(Material for this task):
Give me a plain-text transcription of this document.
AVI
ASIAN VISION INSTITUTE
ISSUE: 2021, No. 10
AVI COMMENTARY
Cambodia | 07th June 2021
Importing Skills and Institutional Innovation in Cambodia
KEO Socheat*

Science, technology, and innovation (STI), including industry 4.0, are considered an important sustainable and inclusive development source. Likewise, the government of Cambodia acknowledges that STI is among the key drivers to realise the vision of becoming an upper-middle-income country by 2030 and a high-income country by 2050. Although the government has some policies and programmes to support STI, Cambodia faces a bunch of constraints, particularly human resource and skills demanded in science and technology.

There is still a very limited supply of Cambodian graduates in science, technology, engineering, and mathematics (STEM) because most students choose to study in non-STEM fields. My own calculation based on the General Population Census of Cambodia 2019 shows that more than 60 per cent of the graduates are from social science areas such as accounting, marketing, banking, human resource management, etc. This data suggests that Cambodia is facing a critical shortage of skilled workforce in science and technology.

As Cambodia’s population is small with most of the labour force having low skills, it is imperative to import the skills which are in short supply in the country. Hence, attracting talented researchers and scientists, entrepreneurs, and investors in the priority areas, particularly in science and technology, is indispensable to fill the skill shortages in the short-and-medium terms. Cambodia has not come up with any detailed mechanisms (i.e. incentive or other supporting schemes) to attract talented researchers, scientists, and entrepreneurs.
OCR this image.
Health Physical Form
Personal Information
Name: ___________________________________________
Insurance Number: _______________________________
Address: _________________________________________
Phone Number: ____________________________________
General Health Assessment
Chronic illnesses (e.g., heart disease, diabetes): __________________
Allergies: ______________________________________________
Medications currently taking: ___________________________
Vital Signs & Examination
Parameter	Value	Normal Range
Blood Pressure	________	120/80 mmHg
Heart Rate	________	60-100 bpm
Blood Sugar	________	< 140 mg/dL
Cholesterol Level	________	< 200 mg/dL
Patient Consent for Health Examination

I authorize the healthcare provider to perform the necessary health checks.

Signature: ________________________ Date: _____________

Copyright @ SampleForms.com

(Task prompt): Write the material out again in its entirety, exactly as shown.

(Finished exercise):
Give me a plain-text transcription of this document.
AVI
ASIAN VISION INSTITUTE
ISSUE: 2021, No. 10
AVI COMMENTARY
Cambodia | 07th June 2021
Importing Skills and Institutional Innovation in Cambodia
KEO Socheat*

Science, technology, and innovation (STI), including industry 4.0, are considered an important sustainable and inclusive development source. Likewise, the government of Cambodia acknowledges that STI is among the key drivers to realise the vision of becoming an upper-middle-income country by 2030 and a high-income country by 2050. Although the government has some policies and programmes to support STI, Cambodia faces a bunch of constraints, particularly human resource and skills demanded in science and technology.

There is still a very limited supply of Cambodian graduates in science, technology, engineering, and mathematics (STEM) because most students choose to study in non-STEM fields. My own calculation based on the General Population Census of Cambodia 2019 shows that more than 60 per cent of the graduates are from social science areas such as accounting, marketing, banking, human resource management, etc. This data suggests that Cambodia is facing a critical shortage of skilled workforce in science and technology.

As Cambodia’s population is small with most of the labour force having low skills, it is imperative to import the skills which are in short supply in the country. Hence, attracting talented researchers and scientists, entrepreneurs, and investors in the priority areas, particularly in science and technology, is indispensable to fill the skill shortages in the short-and-medium terms. Cambodia has not come up with any detailed mechanisms (i.e. incentive or other supporting schemes) to attract talented researchers, scientists, and entrepreneurs.
OCR this image.
Health Physical Form
Personal Information
Name: ___________________________________________
Insurance Number: _______________________________
Address: _________________________________________
Phone Number: ____________________________________
General Health Assessment
Chronic illnesses (e.g., heart disease, diabetes): __________________
Allergies: ______________________________________________
Medications currently taking: ___________________________
Vital Signs & Examination
Parameter	Value	Normal Range
Blood Pressure	________	120/80 mmHg
Heart Rate	________	60-100 bpm
Blood Sugar	________	< 140 mg/dL
Cholesterol Level	________	< 200 mg/dL
Patient Consent for Health Examination

I authorize the healthcare provider to perform the necessary health checks.

Signature: ________________________ Date: _____________

Copyright @ SampleForms.com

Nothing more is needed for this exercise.